## Begin SUPPLIED DATA
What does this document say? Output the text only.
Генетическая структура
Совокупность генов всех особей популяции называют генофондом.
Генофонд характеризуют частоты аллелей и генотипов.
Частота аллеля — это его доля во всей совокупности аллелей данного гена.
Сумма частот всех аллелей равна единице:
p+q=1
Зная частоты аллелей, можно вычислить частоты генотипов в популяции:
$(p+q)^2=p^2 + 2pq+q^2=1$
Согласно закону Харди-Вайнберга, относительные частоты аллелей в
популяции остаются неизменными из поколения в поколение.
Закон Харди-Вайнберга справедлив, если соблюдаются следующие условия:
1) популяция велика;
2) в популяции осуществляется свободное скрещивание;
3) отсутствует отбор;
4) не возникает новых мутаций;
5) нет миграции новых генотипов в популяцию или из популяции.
## End SUPPLIED DATA
- **WRITTEN TASK**
From the records above, work out how many lines contain the string "новых". Give only the number.

- **REPLY TO THE EXERCISE**
2